→ DATA SUPPLIED
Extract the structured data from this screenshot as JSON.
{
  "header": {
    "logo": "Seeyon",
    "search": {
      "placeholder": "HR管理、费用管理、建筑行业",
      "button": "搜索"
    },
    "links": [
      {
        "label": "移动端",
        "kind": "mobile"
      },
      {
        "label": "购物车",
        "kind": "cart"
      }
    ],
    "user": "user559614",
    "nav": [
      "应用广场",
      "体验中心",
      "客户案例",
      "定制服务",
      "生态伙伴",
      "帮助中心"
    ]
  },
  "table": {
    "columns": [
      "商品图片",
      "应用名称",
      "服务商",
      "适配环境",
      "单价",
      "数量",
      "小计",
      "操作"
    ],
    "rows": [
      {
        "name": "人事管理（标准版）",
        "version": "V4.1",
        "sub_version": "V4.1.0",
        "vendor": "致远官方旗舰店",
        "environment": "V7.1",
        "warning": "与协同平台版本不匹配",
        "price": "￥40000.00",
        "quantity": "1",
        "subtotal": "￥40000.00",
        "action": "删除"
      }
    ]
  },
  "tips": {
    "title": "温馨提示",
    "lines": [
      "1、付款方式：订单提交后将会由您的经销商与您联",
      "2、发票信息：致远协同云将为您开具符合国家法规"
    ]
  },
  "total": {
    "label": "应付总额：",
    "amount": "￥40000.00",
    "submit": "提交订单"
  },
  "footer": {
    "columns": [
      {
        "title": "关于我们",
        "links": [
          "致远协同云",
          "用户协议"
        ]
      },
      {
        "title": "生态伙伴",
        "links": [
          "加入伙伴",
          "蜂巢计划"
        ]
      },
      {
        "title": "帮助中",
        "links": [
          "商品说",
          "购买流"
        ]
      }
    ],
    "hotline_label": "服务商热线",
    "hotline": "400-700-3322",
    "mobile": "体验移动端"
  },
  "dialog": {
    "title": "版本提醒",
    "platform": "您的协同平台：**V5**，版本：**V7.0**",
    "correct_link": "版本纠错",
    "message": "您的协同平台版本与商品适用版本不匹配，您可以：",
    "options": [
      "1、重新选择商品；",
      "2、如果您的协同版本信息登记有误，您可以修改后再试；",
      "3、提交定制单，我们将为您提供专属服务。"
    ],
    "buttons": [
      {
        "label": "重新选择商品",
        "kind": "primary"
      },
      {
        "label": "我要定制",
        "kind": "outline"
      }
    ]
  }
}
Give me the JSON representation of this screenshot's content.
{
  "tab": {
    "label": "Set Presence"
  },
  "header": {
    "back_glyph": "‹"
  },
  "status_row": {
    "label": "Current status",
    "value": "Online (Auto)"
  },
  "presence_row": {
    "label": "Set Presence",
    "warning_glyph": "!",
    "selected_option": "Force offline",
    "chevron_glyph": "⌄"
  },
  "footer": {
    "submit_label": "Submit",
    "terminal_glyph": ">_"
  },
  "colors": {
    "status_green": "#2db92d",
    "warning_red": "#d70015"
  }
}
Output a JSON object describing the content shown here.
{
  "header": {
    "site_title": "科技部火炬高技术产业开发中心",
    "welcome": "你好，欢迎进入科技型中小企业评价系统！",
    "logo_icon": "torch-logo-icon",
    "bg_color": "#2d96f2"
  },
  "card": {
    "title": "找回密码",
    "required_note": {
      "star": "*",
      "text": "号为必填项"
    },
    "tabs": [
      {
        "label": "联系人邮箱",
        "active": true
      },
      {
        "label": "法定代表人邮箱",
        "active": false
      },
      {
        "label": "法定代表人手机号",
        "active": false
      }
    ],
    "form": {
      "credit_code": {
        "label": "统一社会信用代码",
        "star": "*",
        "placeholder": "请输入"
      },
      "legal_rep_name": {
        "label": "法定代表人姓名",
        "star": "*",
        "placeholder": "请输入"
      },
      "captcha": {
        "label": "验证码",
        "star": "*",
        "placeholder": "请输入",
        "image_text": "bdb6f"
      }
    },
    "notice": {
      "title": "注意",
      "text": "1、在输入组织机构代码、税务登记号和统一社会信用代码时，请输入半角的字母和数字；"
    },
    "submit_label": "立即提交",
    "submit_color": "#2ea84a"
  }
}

→ REQUIREMENT
Only the lines from the one with "Output a JSON" through the end of the material are wanted; copy them exactly, both ends included.

→ EXERCISE RESPONSE
Output a JSON object describing the content shown here.
{
  "header": {
    "site_title": "科技部火炬高技术产业开发中心",
    "welcome": "你好，欢迎进入科技型中小企业评价系统！",
    "logo_icon": "torch-logo-icon",
    "bg_color": "#2d96f2"
  },
  "card": {
    "title": "找回密码",
    "required_note": {
      "star": "*",
      "text": "号为必填项"
    },
    "tabs": [
      {
        "label": "联系人邮箱",
        "active": true
      },
      {
        "label": "法定代表人邮箱",
        "active": false
      },
      {
        "label": "法定代表人手机号",
        "active": false
      }
    ],
    "form": {
      "credit_code": {
        "label": "统一社会信用代码",
        "star": "*",
        "placeholder": "请输入"
      },
      "legal_rep_name": {
        "label": "法定代表人姓名",
        "star": "*",
        "placeholder": "请输入"
      },
      "captcha": {
        "label": "验证码",
        "star": "*",
        "placeholder": "请输入",
        "image_text": "bdb6f"
      }
    },
    "notice": {
      "title": "注意",
      "text": "1、在输入组织机构代码、税务登记号和统一社会信用代码时，请输入半角的字母和数字；"
    },
    "submit_label": "立即提交",
    "submit_color": "#2ea84a"
  }
}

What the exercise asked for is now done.